ELC is a partner in Educate Nevada Now (ENN), a Nevada campaign in support of public education founded by the Rogers Foundation. ENN and the Rogers Foundation provided crucial support in the voucher lawsuit. With implementation of the voucher program now blocked, ELC will continue to work with ENN and the Rogers Foundation to improve the educational experiences of the half million children in Nevada's public schools.
For more information about Lopez v. Schwartz, please visit these ELC web pages.
While these cases challenging the use and misuse of public education funds have been muddled over the years, I get the sense that recent courts have been slightly more willing to consider seriously the problem of using funds that state constitutional clauses commit to public schools for vouchers and charters. Recall last year that the Washington Supreme Court struck down a the state's charter statute because of the conflicts it created in regard to the states constitutional obligations in regard to traditional public schools. Unfortunately, courts have been less willing to seriously consider the constitutional problems that arise when states simply underfund public schools as a general principles. See here.
Get the recent Nevada Supreme Court decision here: Download 16-30306
Thursday, August 25, 2016
Lawsuit Revisits the Question of Education As a Fundamental Right Under the U.S. Constitution, But Is There More To It Than That?
Plaintiffs in Connecticut have filed a new lawsuit against the state challenging the "inexcusable educational inequity and inadequacy" in its school "that prevent inner-city students from
accessing even minimally acceptable public-school options." The complaint argues that these problems are a result of:
First, Connecticut has instituted a moratorium on new magnet schools (Conn.
Gen. Stat. § 10-264l(b)(1); Public Act No. 09-6, § 22 (Spec. Sess.); Public Act No. 15-177, § 1), despite the fact that a large majority of Connecticut’s magnet schools consistently outperform inner-city traditional district schools.
Second, Connecticut’s arcane and dysfunctional laws governing public charter
schools (Conn. Gen. Stat. §§ 10-66ee(c)-(d), 10-66bb(a), 10-66bb(g)) prevent high-performing charter schools from opening or expanding in the State, despite the fact that Connecticut’s few charter schools consistently outperform inner-city traditional district schools.
Third, Connecticut’s inter-district Open Choice enrollment program (Conn. Gen.
# # # #
**The request:**
For each statement below, say yes or no according to the text on education lawsuits, and quote the words from it that decide. 1. The Rogers Foundation founded Educate Nevada Now. 2. Connecticut has lifted its moratorium on new magnet schools. 3. About one million children attend Nevada's public schools.

(Region annotation records)
# # # #
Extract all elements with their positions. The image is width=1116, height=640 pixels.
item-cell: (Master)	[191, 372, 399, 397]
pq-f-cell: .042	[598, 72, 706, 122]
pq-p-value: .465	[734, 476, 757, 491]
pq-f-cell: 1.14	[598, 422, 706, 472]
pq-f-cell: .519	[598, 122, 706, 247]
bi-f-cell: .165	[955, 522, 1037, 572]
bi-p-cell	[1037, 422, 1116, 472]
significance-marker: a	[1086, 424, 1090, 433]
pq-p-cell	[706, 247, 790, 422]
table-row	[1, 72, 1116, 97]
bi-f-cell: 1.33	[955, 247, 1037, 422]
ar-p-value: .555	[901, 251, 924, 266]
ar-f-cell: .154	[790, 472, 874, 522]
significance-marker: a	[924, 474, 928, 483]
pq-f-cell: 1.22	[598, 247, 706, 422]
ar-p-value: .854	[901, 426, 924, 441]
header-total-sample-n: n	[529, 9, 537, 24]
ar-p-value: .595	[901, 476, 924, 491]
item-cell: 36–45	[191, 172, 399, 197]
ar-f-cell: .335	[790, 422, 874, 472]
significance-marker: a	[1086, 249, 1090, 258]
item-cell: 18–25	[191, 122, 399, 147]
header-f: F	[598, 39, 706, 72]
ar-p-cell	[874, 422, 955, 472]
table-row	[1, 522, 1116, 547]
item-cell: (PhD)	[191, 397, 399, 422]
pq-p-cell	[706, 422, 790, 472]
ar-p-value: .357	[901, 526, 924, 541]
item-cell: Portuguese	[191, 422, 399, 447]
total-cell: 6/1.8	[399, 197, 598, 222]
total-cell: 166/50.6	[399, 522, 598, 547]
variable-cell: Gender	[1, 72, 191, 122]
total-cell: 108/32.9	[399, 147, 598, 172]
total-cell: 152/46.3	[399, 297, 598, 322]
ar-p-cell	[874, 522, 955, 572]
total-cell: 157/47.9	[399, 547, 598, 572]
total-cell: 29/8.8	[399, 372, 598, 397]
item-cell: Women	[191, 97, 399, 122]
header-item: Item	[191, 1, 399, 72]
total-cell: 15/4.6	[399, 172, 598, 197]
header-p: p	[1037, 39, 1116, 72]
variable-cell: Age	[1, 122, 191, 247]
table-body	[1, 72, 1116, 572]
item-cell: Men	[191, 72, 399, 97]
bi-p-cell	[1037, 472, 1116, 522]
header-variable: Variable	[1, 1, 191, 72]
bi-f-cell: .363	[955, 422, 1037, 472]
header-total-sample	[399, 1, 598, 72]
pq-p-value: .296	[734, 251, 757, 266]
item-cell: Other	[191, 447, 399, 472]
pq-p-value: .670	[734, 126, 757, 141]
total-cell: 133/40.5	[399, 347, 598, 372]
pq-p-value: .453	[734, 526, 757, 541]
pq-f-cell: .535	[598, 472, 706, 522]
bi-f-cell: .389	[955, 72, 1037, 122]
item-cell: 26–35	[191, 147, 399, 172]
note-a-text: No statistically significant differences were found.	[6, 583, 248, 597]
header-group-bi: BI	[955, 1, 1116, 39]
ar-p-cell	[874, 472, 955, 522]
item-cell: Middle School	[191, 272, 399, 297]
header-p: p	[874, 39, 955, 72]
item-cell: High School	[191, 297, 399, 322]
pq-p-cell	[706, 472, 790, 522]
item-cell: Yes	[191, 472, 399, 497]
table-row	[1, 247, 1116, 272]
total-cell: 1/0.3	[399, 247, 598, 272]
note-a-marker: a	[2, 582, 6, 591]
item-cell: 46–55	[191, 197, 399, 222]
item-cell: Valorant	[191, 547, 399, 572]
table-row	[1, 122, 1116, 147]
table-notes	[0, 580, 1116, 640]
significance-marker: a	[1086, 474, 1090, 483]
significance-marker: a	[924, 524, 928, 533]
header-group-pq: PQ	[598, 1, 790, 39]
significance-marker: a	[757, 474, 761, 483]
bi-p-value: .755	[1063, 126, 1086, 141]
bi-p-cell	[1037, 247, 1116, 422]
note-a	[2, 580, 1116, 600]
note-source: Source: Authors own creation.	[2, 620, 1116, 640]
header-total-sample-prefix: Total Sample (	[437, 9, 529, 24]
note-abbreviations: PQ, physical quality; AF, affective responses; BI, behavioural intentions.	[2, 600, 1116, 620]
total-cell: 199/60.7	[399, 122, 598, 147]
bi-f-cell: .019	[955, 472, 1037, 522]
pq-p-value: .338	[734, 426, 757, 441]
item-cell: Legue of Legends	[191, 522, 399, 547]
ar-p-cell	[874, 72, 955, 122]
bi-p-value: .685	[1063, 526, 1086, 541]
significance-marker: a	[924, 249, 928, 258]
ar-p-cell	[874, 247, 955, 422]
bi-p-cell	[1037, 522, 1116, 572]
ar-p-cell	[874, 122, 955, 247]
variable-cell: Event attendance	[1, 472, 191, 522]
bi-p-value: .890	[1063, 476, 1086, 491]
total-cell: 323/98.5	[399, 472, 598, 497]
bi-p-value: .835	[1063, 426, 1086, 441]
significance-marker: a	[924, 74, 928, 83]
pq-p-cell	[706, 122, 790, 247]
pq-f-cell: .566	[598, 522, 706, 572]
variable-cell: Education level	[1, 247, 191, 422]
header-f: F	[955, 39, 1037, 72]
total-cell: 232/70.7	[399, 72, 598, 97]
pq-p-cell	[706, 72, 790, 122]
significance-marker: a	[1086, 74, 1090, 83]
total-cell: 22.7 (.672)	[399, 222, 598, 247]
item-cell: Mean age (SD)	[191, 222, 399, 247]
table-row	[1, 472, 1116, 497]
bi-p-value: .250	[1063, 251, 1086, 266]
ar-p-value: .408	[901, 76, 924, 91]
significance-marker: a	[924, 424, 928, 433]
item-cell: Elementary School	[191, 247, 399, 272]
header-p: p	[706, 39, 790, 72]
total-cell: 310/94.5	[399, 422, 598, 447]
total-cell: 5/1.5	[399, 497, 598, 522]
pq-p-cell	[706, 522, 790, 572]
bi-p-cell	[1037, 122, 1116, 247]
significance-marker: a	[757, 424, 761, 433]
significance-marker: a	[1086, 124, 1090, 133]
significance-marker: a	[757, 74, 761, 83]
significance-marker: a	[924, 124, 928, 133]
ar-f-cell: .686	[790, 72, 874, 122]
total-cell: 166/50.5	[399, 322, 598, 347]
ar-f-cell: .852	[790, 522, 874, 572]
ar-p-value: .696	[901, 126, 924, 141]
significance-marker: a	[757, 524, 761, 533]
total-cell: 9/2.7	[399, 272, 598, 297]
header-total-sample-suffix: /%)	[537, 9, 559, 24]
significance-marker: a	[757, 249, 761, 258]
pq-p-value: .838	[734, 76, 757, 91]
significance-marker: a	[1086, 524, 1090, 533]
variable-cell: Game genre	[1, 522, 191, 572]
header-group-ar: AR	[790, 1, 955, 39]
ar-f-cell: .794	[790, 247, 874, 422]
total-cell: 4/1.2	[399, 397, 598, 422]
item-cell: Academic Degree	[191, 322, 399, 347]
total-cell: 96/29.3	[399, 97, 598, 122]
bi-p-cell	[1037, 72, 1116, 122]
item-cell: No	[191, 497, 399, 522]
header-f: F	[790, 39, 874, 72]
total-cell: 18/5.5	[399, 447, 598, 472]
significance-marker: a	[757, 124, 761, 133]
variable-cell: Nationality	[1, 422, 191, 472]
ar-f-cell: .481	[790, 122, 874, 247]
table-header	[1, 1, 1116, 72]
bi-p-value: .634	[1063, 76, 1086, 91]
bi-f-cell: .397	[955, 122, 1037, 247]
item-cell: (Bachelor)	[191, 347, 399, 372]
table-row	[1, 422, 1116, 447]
# # # #
**Exercise response:**
1. Yes: "a Nevada campaign in support of public education founded by the Rogers Foundation"
2. No: "Connecticut has instituted a moratorium on new magnet schools"
3. No: "the half million children in Nevada's public schools"